(Extracted records)

·····

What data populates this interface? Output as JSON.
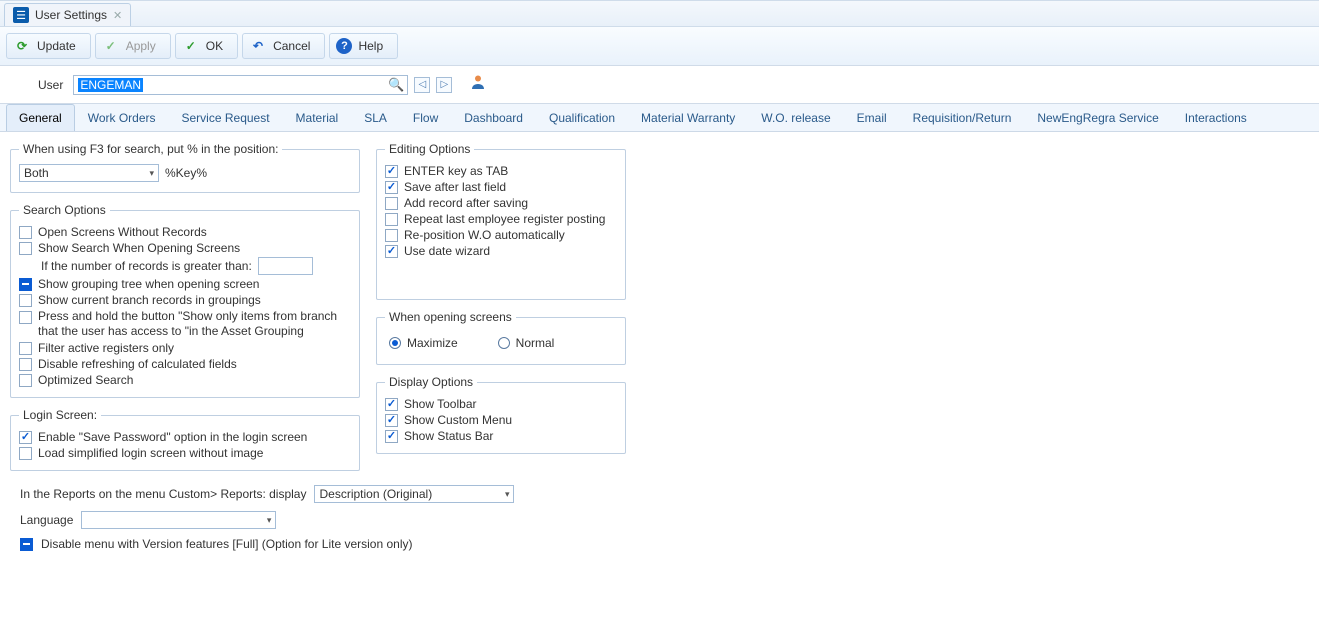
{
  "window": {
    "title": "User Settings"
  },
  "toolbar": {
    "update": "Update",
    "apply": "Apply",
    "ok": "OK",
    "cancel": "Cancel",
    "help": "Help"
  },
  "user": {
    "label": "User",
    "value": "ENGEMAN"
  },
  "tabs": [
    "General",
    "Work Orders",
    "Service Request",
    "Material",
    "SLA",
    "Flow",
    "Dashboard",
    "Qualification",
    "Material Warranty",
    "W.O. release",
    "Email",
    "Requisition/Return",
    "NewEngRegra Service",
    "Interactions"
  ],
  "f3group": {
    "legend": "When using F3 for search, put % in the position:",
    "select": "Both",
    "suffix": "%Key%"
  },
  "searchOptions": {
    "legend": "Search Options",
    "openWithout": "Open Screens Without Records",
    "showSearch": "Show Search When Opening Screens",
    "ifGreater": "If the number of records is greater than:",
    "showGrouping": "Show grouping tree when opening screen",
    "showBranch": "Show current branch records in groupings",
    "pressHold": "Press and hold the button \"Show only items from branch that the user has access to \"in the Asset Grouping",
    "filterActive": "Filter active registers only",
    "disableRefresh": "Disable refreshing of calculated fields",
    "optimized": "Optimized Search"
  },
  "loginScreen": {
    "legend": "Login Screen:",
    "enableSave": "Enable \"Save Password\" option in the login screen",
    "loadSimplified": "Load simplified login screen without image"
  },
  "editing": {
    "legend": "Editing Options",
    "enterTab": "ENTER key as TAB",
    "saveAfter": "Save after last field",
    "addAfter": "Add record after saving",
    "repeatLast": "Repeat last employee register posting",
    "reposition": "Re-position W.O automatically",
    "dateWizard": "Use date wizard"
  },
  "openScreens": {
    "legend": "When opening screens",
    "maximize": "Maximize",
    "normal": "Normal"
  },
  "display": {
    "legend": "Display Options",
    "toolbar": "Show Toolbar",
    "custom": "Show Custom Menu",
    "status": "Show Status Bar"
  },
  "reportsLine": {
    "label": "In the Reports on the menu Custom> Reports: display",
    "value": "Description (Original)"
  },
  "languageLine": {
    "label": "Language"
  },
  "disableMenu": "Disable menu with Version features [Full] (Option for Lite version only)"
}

·····

## What is required
Quote every line word for word and keep the images out of the copy.

## Exercise response
What data populates this interface? Output as JSON.
{
  "window": {
    "title": "User Settings"
  },
  "toolbar": {
    "update": "Update",
    "apply": "Apply",
    "ok": "OK",
    "cancel": "Cancel",
    "help": "Help"
  },
  "user": {
    "label": "User",
    "value": "ENGEMAN"
  },
  "tabs": [
    "General",
    "Work Orders",
    "Service Request",
    "Material",
    "SLA",
    "Flow",
    "Dashboard",
    "Qualification",
    "Material Warranty",
    "W.O. release",
    "Email",
    "Requisition/Return",
    "NewEngRegra Service",
    "Interactions"
  ],
  "f3group": {
    "legend": "When using F3 for search, put % in the position:",
    "select": "Both",
    "suffix": "%Key%"
  },
  "searchOptions": {
    "legend": "Search Options",
    "openWithout": "Open Screens Without Records",
    "showSearch": "Show Search When Opening Screens",
    "ifGreater": "If the number of records is greater than:",
    "showGrouping": "Show grouping tree when opening screen",
    "showBranch": "Show current branch records in groupings",
    "pressHold": "Press and hold the button \"Show only items from branch that the user has access to \"in the Asset Grouping",
    "filterActive": "Filter active registers only",
    "disableRefresh": "Disable refreshing of calculated fields",
    "optimized": "Optimized Search"
  },
  "loginScreen": {
    "legend": "Login Screen:",
    "enableSave": "Enable \"Save Password\" option in the login screen",
    "loadSimplified": "Load simplified login screen without image"
  },
  "editing": {
    "legend": "Editing Options",
    "enterTab": "ENTER key as TAB",
    "saveAfter": "Save after last field",
    "addAfter": "Add record after saving",
    "repeatLast": "Repeat last employee register posting",
    "reposition": "Re-position W.O automatically",
    "dateWizard": "Use date wizard"
  },
  "openScreens": {
    "legend": "When opening screens",
    "maximize": "Maximize",
    "normal": "Normal"
  },
  "display": {
    "legend": "Display Options",
    "toolbar": "Show Toolbar",
    "custom": "Show Custom Menu",
    "status": "Show Status Bar"
  },
  "reportsLine": {
    "label": "In the Reports on the menu Custom> Reports: display",
    "value": "Description (Original)"
  },
  "languageLine": {
    "label": "Language"
  },
  "disableMenu": "Disable menu with Version features [Full] (Option for Lite version only)"
}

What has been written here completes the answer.